Look through the data for the string "text". Copy every line where it is found.
---------- Data to use ----------
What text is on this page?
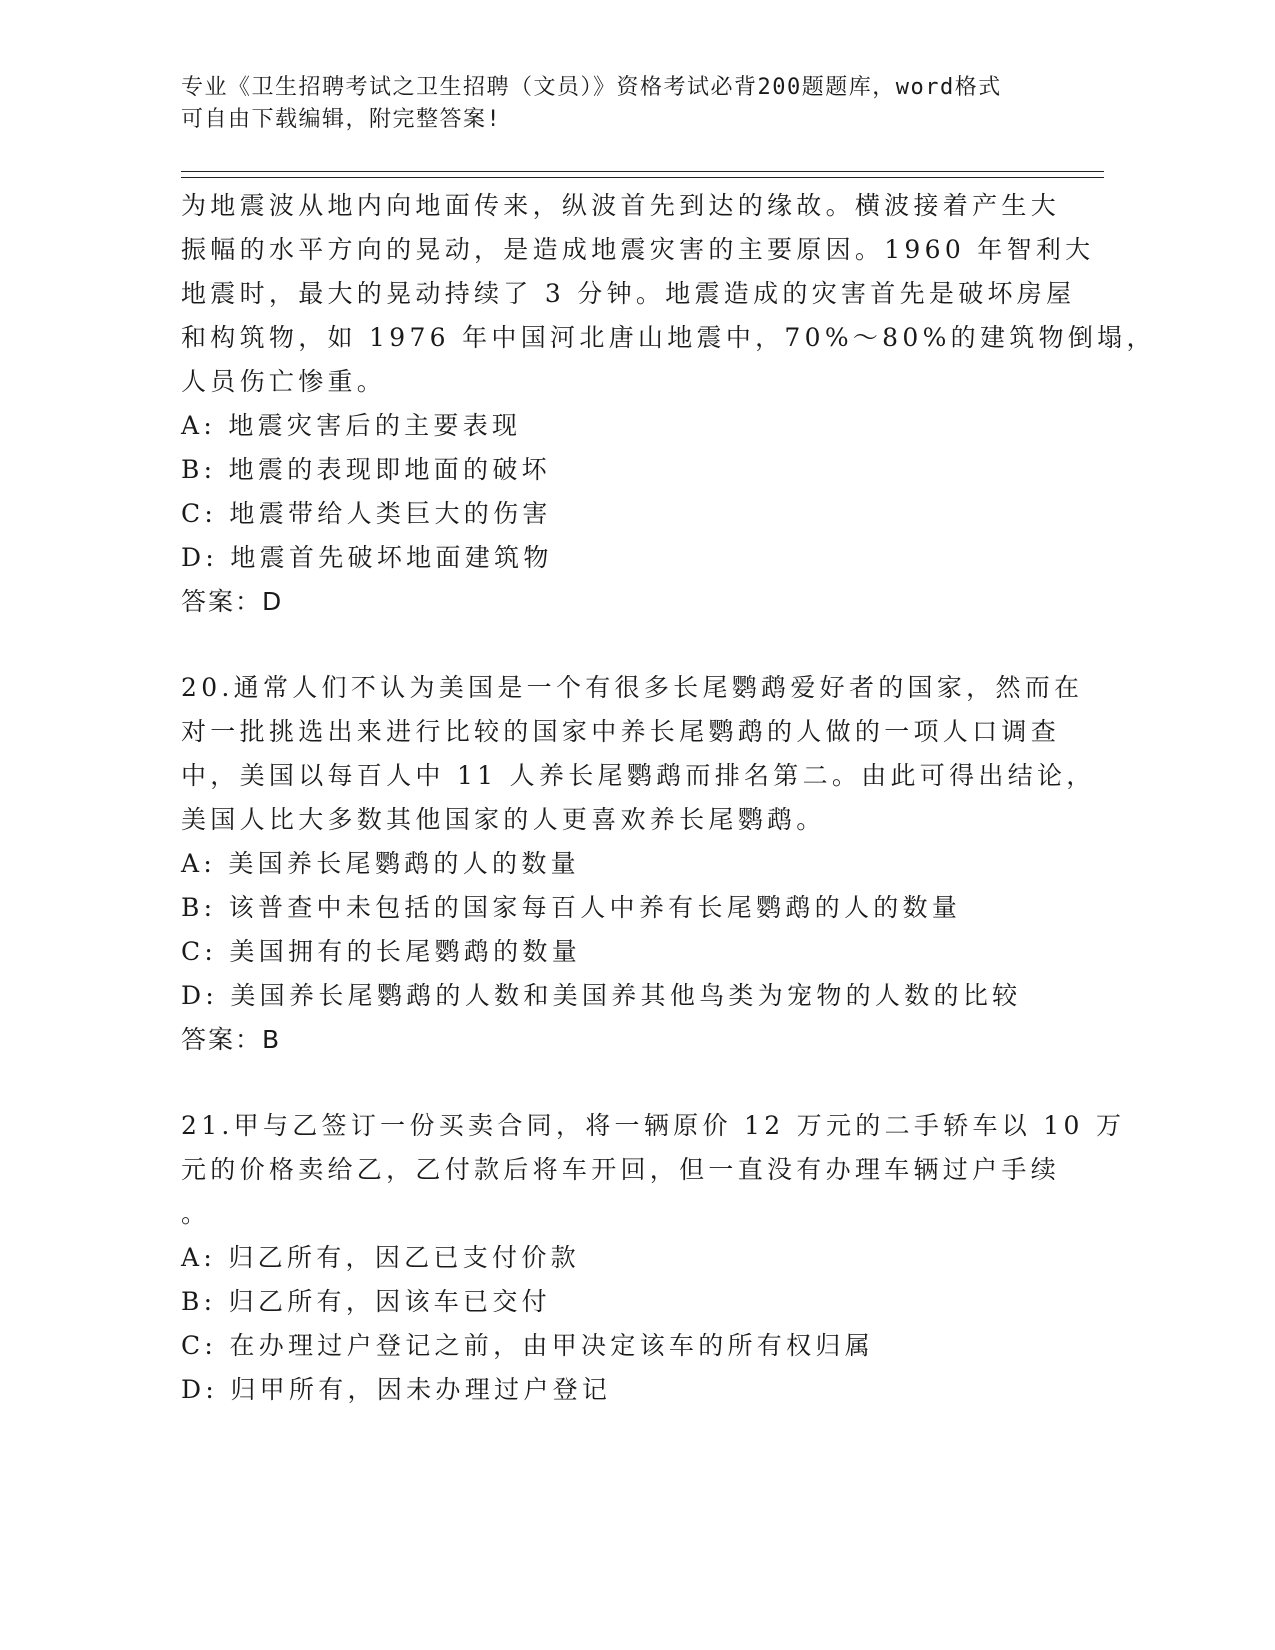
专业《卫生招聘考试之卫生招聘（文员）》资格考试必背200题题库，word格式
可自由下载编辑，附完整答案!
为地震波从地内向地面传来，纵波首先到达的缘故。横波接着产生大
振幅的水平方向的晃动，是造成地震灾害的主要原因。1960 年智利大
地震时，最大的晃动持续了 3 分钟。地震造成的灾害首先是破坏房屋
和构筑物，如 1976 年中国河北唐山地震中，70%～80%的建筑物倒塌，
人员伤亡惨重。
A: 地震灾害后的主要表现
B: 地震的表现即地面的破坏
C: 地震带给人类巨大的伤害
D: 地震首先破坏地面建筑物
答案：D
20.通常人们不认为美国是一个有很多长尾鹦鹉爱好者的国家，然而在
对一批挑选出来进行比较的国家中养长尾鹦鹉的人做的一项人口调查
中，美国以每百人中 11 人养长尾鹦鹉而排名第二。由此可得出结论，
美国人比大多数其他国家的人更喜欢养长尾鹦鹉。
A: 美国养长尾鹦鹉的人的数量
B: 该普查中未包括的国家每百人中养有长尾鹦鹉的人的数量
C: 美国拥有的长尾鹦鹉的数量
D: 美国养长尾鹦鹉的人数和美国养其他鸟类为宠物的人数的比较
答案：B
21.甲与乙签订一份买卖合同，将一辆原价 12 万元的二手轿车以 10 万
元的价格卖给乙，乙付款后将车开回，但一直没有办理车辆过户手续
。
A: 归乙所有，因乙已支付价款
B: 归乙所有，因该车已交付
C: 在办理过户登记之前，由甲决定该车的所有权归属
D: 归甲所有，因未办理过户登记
----------
---------- Data to use ----------
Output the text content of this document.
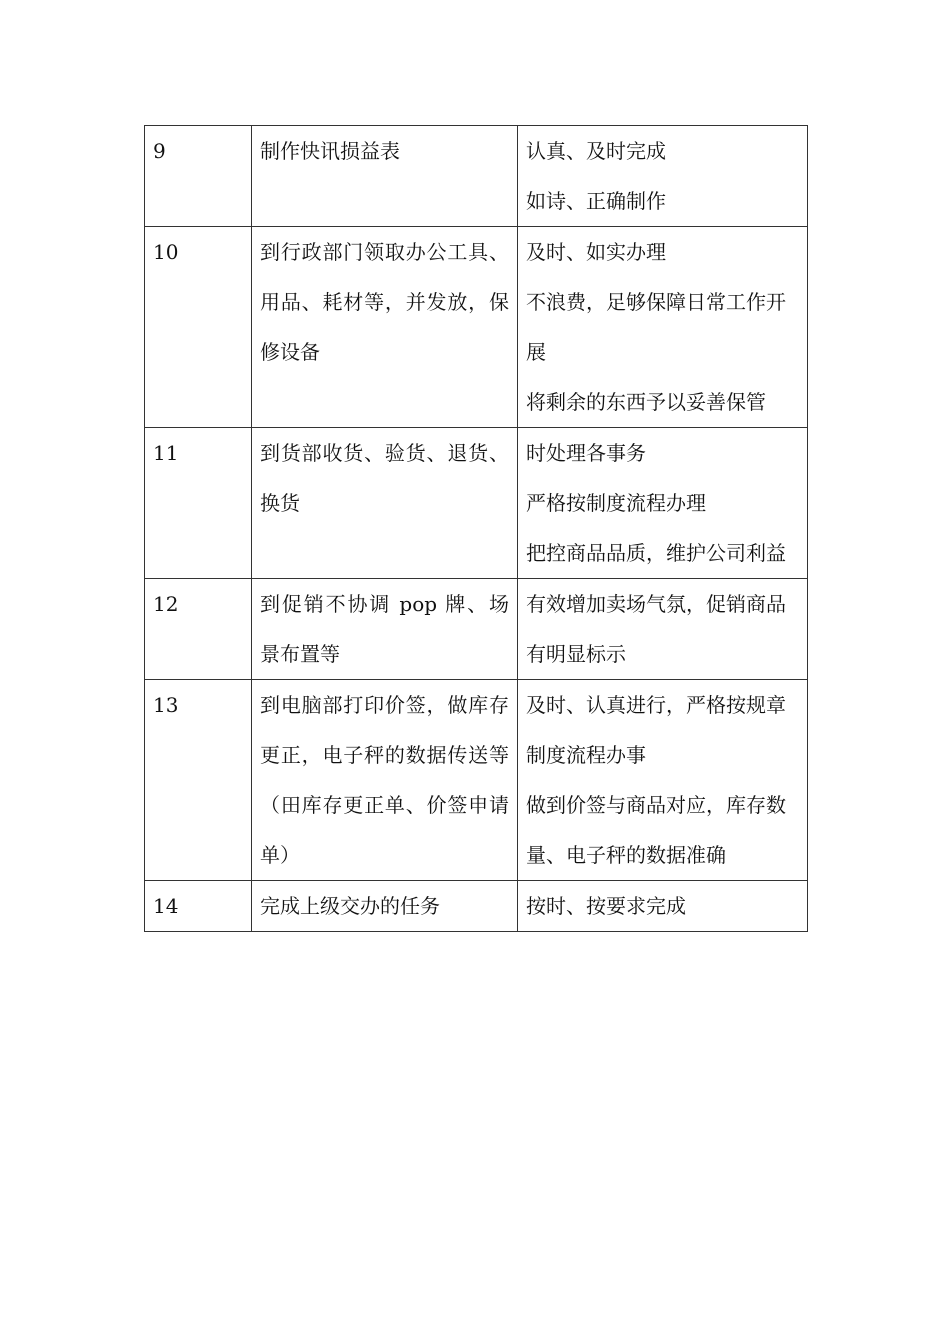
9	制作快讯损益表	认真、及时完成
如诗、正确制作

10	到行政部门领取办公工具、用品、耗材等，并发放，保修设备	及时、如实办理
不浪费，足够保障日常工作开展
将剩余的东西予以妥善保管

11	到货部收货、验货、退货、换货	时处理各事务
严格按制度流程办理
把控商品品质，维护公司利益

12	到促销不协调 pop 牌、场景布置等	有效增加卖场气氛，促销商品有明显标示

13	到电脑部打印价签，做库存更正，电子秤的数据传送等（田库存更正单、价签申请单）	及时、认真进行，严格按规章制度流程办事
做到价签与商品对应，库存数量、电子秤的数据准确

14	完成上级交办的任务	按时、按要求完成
----------
● Task result
What text is on this page?
Output the text content of this document.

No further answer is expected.